- WHAT TO PRODUCE -
Count every line where "deeds" shows up, and give that number only.

- EXTRACTED INFORMATION -
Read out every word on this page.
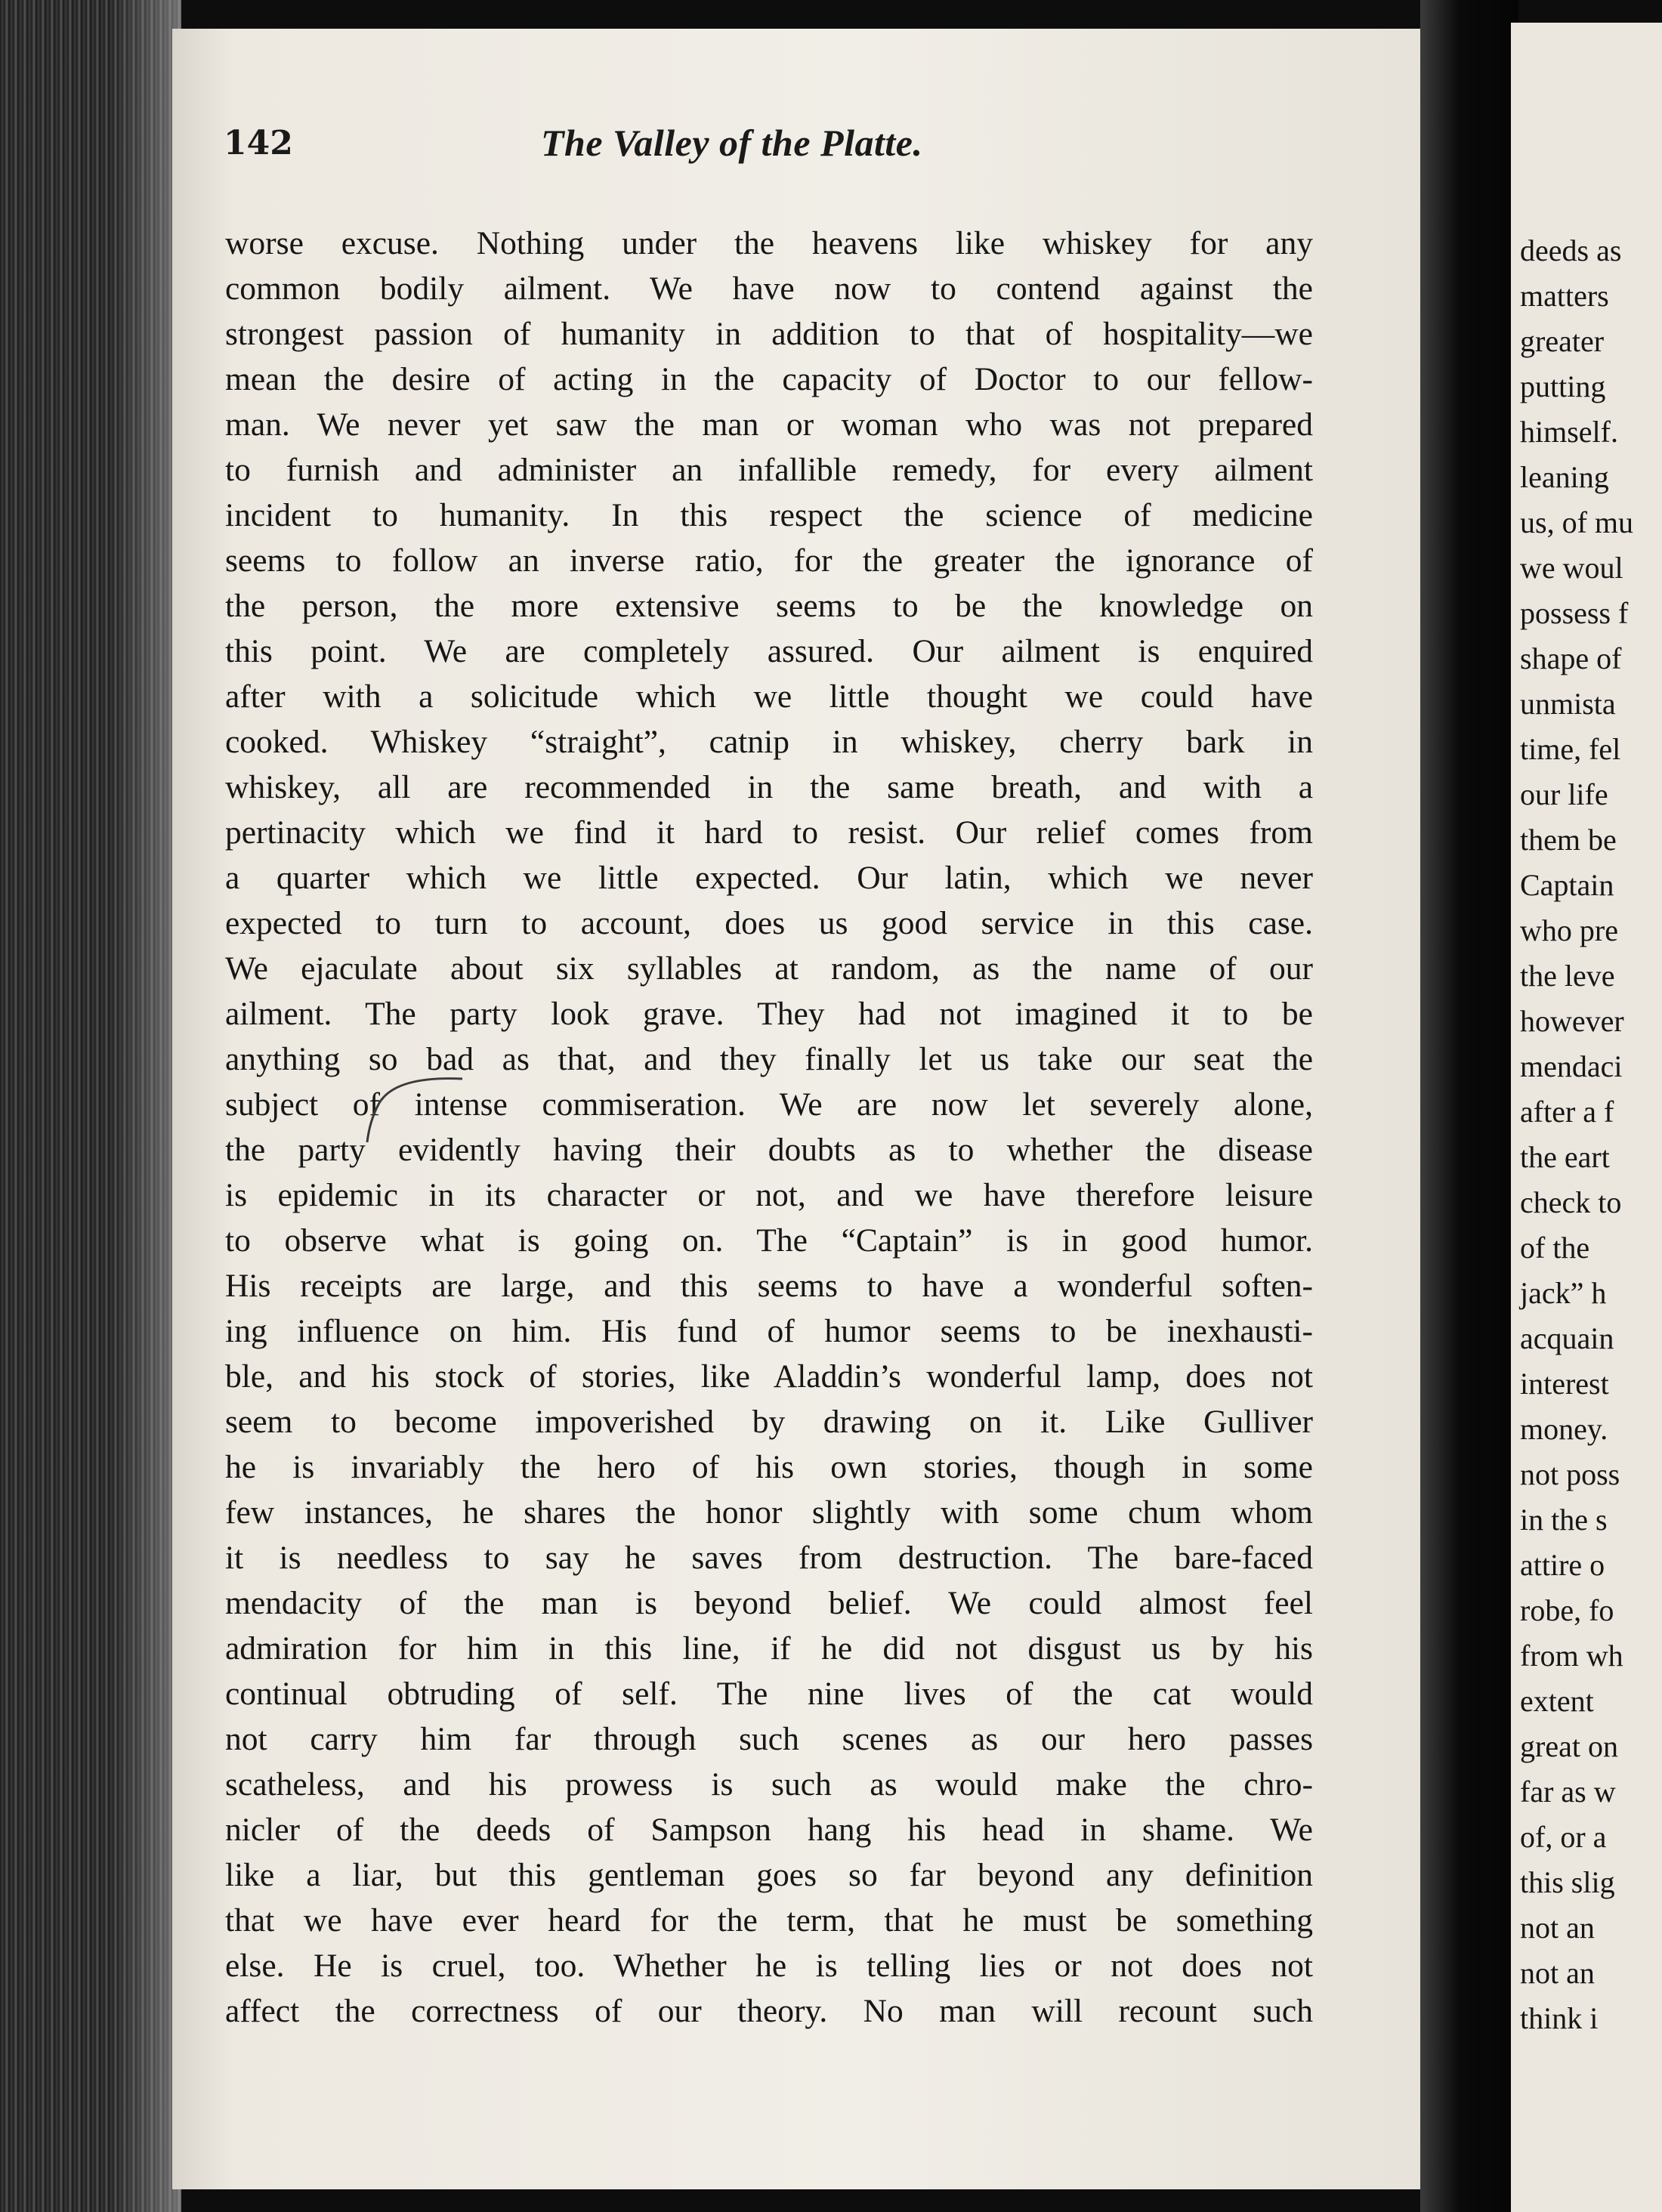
142	The Valley of the Platte.
worse excuse. Nothing under the heavens like whiskey for any
common bodily ailment. We have now to contend against the
strongest passion of humanity in addition to that of hospitality—we
mean the desire of acting in the capacity of Doctor to our fellow-
man. We never yet saw the man or woman who was not prepared
to furnish and administer an infallible remedy, for every ailment
incident to humanity. In this respect the science of medicine
seems to follow an inverse ratio, for the greater the ignorance of
the person, the more extensive seems to be the knowledge on
this point. We are completely assured. Our ailment is enquired
after with a solicitude which we little thought we could have
cooked. Whiskey “straight”, catnip in whiskey, cherry bark in
whiskey, all are recommended in the same breath, and with a
pertinacity which we find it hard to resist. Our relief comes from
a quarter which we little expected. Our latin, which we never
expected to turn to account, does us good service in this case.
We ejaculate about six syllables at random, as the name of our
ailment. The party look grave. They had not imagined it to be
anything so bad as that, and they finally let us take our seat the
subject of intense commiseration. We are now let severely alone,
the party evidently having their doubts as to whether the disease
is epidemic in its character or not, and we have therefore leisure
to observe what is going on. The “Captain” is in good humor.
His receipts are large, and this seems to have a wonderful soften-
ing influence on him. His fund of humor seems to be inexhausti-
ble, and his stock of stories, like Aladdin’s wonderful lamp, does not
seem to become impoverished by drawing on it. Like Gulliver
he is invariably the hero of his own stories, though in some
few instances, he shares the honor slightly with some chum whom
it is needless to say he saves from destruction. The bare-faced
mendacity of the man is beyond belief. We could almost feel
admiration for him in this line, if he did not disgust us by his
continual obtruding of self. The nine lives of the cat would
not carry him far through such scenes as our hero passes
scatheless, and his prowess is such as would make the chro-
nicler of the deeds of Sampson hang his head in shame. We
like a liar, but this gentleman goes so far beyond any definition
that we have ever heard for the term, that he must be something
else. He is cruel, too. Whether he is telling lies or not does not
affect the correctness of our theory. No man will recount such
deeds as
matters
greater
putting
himself.
leaning
us, of mu
we woul
possess f
shape of
unmista
time, fel
our life
them be
Captain
who pre
the leve
however
mendaci
after a f
the eart
check to
of the
jack” h
acquain
interest
money.
not poss
in the s
attire o
robe, fo
from wh
extent
great on
far as w
of, or a
this slig
not an
not an
think i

- EXPECTED ANSWER -
2